◆ **Stated exercise**
Give the number of lines in the data that hold the string "xlabel". Nothing else is needed.

◆ **Data records**

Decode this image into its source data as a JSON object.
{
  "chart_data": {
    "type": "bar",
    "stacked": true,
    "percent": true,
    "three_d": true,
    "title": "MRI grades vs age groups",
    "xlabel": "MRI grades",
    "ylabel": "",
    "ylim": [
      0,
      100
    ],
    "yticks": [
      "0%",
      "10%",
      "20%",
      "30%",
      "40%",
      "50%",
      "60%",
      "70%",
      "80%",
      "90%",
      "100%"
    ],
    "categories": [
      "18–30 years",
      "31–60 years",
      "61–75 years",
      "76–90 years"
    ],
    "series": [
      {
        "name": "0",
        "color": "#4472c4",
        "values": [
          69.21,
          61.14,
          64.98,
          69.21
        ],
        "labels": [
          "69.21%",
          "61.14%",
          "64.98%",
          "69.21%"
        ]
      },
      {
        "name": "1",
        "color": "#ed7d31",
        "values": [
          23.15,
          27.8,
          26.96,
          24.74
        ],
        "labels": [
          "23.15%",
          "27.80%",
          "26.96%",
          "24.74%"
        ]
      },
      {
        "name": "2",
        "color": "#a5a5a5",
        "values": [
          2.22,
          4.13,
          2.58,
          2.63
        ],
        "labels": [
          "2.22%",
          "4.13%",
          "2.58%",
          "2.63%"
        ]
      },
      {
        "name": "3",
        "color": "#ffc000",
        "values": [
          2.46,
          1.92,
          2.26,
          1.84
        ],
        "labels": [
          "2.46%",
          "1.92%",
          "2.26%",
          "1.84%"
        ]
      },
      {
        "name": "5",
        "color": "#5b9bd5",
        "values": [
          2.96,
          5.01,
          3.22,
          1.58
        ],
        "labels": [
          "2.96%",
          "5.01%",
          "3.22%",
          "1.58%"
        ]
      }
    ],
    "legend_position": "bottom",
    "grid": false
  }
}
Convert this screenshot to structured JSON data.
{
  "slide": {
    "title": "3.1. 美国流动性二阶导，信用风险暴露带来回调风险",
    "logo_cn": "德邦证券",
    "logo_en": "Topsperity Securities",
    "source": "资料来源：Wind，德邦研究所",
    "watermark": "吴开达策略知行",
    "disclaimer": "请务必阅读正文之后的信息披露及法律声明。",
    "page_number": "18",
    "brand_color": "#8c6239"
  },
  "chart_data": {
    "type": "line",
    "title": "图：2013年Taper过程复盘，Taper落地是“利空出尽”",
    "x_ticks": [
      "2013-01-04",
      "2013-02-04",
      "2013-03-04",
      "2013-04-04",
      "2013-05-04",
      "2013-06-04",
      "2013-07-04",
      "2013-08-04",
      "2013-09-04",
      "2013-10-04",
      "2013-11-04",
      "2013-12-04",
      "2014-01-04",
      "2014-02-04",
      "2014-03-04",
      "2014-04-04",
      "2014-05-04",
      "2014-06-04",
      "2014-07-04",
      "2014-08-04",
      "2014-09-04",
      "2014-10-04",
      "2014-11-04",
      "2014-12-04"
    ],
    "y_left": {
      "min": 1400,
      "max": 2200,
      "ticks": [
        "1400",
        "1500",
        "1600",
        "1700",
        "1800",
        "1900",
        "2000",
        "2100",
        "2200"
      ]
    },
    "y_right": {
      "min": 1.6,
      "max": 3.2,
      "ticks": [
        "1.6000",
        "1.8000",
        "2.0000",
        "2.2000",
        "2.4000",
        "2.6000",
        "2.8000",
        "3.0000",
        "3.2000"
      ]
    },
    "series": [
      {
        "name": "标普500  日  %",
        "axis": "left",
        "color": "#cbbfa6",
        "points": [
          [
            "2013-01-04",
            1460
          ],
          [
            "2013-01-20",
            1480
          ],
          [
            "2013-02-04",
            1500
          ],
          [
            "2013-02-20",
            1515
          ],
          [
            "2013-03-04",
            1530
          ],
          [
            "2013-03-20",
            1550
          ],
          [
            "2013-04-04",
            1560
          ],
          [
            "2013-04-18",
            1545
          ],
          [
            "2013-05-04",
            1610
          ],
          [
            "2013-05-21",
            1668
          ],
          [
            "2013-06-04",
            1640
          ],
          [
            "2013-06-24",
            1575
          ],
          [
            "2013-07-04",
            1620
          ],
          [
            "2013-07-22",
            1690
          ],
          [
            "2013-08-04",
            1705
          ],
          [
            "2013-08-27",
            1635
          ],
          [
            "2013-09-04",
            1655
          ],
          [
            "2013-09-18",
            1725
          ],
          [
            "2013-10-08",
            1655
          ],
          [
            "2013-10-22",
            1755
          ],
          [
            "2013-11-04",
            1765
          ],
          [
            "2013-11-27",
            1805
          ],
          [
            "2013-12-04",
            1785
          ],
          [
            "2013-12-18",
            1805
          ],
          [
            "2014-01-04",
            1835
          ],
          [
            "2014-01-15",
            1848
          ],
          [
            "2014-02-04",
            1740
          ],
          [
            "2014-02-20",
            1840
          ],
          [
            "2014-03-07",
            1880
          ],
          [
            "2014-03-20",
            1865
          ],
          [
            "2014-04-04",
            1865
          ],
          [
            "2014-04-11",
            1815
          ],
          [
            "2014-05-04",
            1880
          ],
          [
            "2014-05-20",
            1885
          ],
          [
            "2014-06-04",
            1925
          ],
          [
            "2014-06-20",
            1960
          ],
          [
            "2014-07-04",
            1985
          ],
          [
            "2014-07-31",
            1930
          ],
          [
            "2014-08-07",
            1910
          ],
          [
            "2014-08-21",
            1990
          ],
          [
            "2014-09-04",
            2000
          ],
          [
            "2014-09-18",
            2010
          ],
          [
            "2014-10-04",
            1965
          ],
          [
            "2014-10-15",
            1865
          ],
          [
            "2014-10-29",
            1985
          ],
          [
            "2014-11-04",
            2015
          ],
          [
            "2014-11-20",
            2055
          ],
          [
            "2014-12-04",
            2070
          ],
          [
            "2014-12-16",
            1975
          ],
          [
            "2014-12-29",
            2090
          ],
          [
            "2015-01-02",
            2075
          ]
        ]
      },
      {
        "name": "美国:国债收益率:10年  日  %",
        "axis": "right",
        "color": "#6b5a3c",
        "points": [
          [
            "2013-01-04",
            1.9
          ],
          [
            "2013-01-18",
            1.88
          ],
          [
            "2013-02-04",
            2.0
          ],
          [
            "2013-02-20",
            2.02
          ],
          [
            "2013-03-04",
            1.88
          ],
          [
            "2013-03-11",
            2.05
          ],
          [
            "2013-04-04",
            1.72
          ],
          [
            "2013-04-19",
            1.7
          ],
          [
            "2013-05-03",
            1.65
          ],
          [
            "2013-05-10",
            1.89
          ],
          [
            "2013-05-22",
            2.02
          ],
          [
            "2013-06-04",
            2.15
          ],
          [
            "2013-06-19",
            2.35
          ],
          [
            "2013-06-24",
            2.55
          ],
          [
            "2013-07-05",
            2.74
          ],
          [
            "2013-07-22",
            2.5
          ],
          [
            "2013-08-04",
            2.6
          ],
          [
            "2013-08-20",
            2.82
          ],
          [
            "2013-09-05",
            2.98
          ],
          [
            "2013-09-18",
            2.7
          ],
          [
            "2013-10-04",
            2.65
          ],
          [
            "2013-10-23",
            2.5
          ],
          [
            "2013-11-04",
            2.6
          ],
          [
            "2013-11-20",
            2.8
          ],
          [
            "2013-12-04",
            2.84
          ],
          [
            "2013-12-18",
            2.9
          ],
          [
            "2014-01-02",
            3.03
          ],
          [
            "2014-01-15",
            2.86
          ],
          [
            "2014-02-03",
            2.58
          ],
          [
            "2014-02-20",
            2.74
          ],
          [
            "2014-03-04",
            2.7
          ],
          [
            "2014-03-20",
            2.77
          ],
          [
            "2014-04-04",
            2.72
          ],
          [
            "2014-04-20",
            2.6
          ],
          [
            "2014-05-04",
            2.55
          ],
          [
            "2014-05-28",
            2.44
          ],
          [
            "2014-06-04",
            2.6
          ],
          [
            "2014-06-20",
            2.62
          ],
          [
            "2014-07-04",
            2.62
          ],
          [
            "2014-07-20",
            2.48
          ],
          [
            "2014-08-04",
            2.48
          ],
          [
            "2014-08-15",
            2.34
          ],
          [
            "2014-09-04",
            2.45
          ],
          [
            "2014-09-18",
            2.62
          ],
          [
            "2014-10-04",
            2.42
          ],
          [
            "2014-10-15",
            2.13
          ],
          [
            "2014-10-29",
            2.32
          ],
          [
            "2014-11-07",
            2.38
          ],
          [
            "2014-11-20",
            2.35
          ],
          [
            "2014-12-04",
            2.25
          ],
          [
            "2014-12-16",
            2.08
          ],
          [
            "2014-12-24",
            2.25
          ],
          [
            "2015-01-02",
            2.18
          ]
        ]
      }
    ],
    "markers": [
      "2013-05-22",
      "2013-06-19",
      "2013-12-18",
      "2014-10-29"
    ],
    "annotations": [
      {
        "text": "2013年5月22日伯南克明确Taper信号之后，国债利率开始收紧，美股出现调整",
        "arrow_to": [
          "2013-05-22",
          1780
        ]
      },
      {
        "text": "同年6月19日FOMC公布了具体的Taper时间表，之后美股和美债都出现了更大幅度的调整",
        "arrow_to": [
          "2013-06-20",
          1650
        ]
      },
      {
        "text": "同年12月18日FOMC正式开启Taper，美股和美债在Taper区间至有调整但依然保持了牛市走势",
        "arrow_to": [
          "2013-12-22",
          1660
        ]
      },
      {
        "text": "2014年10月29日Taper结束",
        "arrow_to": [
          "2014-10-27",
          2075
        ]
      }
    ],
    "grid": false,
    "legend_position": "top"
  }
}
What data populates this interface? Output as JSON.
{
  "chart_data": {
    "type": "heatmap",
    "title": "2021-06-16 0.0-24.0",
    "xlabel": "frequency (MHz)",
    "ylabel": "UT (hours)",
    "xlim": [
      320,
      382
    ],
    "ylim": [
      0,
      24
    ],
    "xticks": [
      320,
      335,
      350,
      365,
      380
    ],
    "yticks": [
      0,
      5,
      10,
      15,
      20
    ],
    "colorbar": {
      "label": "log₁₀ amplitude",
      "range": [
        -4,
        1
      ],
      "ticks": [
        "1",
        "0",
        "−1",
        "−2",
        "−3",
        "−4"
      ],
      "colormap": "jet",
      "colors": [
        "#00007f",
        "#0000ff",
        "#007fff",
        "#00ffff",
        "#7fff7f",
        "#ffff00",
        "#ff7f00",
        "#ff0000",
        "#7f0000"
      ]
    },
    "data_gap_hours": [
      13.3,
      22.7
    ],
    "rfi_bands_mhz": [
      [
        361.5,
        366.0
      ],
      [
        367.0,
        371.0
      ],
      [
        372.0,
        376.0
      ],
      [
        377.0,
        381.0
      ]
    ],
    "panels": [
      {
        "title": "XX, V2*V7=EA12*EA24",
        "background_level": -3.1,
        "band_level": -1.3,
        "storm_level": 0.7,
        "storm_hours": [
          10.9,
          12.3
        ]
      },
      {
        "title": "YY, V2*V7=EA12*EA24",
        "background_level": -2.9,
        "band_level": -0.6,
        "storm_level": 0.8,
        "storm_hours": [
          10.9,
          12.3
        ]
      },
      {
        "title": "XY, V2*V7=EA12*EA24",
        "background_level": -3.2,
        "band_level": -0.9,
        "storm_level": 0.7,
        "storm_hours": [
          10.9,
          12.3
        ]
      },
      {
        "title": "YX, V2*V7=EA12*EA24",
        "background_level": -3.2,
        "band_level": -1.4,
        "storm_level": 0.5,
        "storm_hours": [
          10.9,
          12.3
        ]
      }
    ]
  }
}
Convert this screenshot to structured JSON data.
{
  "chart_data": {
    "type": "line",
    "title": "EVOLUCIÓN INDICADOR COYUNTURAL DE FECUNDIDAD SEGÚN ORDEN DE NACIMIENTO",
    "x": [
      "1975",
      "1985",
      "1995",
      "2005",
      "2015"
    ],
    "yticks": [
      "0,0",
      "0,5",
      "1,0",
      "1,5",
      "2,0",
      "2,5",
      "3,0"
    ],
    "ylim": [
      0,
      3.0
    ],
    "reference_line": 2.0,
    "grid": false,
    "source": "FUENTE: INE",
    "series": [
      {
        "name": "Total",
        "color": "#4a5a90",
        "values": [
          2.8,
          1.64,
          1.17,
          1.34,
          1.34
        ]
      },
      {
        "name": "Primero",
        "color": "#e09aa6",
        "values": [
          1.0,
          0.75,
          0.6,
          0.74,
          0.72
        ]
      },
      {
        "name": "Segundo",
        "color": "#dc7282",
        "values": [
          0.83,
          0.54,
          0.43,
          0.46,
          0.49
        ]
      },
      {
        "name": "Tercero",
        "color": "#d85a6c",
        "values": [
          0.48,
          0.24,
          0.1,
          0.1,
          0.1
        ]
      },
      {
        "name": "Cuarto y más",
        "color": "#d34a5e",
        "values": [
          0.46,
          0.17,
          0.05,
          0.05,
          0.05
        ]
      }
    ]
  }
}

◆ **Final answer**
2